= Exercise task =
Lines that include the word "color" are the ones to copy.

== Rows

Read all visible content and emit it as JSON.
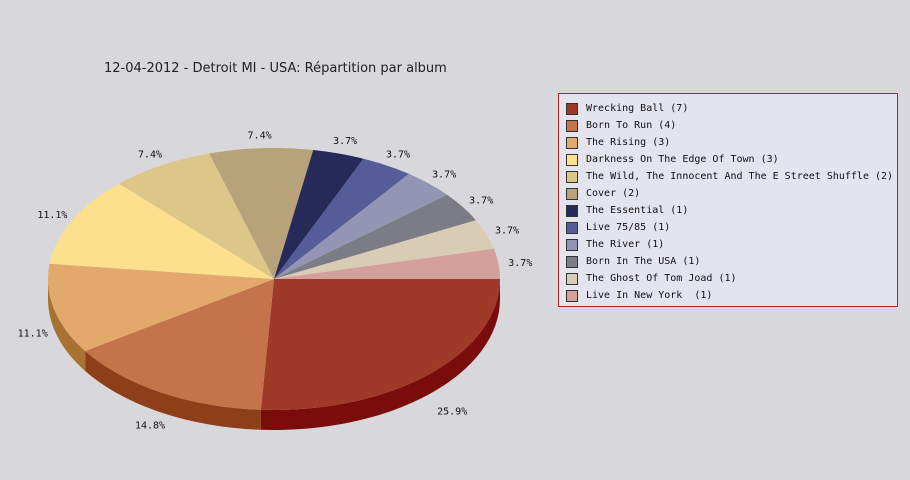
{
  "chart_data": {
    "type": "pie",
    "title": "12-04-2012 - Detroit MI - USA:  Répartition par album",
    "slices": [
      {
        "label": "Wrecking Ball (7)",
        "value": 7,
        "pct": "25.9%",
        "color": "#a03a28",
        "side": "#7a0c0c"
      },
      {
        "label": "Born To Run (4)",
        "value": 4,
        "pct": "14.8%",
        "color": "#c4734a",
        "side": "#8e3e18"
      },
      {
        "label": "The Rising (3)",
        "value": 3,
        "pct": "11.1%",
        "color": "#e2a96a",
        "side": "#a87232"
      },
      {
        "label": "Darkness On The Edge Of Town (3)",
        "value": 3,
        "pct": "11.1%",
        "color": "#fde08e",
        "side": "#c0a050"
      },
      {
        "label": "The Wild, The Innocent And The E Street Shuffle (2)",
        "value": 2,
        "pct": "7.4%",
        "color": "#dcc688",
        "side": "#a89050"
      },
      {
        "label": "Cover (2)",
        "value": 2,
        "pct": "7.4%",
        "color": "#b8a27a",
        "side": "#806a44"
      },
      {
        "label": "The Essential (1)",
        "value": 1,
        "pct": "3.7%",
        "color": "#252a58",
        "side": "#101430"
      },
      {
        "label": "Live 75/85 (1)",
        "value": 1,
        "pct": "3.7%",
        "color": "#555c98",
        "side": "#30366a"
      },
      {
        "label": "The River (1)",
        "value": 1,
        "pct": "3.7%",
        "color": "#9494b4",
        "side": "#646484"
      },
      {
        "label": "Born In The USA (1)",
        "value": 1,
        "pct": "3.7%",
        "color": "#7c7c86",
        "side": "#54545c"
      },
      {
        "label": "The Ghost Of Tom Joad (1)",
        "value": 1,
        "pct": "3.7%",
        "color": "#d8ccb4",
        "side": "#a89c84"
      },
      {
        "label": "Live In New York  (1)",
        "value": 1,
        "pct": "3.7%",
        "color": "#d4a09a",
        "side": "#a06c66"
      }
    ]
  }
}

====

= Task solution =
        "color": "#a03a28",
        "color": "#c4734a",
        "color": "#e2a96a",
        "color": "#fde08e",
        "color": "#dcc688",
        "color": "#b8a27a",
        "color": "#252a58",
        "color": "#555c98",
        "color": "#9494b4",
        "color": "#7c7c86",
        "color": "#d8ccb4",
        "color": "#d4a09a",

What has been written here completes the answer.